[Source records]
◇ ◇ ◇

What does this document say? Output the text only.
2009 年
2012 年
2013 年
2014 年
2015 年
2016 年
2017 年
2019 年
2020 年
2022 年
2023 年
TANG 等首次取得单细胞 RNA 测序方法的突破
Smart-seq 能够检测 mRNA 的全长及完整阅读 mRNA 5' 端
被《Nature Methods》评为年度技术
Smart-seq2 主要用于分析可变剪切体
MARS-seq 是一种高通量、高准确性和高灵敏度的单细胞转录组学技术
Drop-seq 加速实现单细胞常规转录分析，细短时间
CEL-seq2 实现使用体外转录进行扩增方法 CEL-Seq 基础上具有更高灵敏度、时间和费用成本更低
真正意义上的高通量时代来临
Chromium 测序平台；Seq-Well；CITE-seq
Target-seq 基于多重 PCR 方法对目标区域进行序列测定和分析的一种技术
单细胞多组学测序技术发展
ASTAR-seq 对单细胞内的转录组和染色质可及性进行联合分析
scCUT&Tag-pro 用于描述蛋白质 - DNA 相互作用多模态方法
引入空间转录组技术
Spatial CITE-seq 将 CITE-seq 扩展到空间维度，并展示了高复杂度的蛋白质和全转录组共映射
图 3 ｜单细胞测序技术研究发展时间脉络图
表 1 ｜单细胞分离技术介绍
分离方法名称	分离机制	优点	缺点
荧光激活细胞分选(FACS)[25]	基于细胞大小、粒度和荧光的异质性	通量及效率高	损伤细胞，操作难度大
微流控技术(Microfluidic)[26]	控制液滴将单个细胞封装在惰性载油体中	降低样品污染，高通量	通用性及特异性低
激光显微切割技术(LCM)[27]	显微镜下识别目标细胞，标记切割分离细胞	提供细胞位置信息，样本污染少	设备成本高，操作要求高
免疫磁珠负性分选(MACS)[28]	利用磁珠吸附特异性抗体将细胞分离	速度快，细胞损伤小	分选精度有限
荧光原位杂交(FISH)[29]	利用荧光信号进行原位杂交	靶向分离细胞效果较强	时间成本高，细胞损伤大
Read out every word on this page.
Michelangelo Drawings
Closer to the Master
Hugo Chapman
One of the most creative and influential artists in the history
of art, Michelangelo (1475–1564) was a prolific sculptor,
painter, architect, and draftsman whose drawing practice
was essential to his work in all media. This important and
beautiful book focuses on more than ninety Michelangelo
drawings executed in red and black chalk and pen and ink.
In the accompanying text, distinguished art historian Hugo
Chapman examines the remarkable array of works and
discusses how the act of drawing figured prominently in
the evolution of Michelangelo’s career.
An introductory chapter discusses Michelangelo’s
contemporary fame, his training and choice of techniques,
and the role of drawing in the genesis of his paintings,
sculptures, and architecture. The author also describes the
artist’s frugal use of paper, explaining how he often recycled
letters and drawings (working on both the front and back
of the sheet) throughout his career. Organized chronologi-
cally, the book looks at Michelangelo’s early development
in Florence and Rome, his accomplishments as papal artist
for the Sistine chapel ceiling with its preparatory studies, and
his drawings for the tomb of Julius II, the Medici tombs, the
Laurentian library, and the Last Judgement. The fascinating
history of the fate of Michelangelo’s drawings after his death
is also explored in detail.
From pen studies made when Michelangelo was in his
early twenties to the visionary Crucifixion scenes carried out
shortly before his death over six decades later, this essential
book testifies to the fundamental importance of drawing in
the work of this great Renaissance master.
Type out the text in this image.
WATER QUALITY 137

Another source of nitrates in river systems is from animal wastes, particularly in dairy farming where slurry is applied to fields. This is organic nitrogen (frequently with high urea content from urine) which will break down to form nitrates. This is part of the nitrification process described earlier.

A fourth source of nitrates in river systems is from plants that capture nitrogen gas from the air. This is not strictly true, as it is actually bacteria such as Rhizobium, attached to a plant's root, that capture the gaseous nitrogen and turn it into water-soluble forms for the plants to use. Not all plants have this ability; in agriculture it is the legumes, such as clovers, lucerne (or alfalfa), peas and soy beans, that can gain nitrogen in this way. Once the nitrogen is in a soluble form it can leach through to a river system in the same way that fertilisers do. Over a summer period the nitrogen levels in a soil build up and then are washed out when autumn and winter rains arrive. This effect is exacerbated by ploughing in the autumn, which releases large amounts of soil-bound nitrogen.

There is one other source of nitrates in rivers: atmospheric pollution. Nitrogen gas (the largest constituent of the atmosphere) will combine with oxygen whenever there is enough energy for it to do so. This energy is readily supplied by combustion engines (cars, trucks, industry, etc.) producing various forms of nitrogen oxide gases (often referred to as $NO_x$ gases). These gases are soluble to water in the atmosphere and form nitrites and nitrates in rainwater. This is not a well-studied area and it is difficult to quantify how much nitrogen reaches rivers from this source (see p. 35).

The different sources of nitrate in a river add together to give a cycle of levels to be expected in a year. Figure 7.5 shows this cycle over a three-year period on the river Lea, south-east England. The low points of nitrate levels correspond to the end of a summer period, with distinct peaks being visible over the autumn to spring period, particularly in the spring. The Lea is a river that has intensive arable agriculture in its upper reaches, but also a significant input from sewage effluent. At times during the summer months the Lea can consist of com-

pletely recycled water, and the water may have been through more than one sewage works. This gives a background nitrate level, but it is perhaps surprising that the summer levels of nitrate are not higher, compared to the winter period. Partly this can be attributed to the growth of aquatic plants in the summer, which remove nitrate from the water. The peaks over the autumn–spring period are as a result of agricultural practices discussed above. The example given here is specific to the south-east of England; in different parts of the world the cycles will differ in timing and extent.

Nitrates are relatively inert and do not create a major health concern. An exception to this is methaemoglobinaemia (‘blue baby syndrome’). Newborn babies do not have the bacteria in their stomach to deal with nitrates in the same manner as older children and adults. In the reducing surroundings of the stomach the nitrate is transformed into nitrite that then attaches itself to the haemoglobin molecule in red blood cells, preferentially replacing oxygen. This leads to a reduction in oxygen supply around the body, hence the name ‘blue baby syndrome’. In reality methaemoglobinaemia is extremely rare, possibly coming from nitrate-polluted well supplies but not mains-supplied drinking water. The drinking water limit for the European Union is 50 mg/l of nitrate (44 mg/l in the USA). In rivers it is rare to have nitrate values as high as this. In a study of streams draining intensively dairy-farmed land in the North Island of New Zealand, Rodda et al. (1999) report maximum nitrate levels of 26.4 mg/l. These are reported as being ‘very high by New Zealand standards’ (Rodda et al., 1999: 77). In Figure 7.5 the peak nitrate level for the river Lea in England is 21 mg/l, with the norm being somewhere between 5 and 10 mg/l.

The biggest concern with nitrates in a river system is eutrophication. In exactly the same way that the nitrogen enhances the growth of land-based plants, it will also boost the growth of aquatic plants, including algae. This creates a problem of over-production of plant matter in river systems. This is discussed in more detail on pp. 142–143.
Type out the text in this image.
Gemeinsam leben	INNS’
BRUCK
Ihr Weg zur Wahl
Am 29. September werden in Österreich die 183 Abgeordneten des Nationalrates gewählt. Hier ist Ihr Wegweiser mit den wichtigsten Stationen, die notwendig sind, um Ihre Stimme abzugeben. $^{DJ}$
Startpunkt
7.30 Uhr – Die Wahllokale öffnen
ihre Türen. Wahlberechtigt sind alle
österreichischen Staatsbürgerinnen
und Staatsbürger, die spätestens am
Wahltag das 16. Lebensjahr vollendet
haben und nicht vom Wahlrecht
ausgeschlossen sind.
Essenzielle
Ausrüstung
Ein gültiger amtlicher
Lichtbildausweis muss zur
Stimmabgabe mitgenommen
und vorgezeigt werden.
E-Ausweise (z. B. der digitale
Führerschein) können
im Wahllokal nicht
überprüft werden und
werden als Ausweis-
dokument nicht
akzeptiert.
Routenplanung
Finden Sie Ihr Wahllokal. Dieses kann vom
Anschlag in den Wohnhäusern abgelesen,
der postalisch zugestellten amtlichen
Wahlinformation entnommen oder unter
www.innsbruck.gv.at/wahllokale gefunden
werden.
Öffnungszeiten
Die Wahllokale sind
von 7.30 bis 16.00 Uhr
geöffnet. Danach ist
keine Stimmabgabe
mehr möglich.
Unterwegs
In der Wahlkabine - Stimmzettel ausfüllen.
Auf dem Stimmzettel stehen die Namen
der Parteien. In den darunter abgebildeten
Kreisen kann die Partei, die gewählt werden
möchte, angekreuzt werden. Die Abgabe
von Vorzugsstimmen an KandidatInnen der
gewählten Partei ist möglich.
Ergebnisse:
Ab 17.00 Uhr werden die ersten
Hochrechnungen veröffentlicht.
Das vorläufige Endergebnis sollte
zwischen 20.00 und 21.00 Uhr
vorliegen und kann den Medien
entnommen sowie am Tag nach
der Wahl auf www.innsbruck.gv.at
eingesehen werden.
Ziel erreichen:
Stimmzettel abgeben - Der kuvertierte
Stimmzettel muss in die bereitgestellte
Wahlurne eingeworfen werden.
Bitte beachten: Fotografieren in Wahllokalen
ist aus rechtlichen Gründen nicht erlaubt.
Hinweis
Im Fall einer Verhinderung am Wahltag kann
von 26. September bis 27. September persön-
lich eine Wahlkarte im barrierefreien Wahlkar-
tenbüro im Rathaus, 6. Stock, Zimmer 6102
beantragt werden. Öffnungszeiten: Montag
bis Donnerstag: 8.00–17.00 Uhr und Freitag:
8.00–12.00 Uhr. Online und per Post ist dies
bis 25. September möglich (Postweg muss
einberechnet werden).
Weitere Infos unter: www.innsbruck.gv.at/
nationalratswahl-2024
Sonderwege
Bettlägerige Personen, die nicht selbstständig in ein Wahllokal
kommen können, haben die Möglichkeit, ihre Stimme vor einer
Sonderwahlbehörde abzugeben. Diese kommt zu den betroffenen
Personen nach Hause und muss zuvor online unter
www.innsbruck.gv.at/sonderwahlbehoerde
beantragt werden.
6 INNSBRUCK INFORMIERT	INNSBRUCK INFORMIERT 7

◇ ◇ ◇

### THE PROBLEM
Show each line in the data where the string "book" appears.

### TASK SOLUTION
beautiful book focuses on more than ninety Michelangelo
cally, the book looks at Michelangelo’s early development
book testifies to the fundamental importance of drawing in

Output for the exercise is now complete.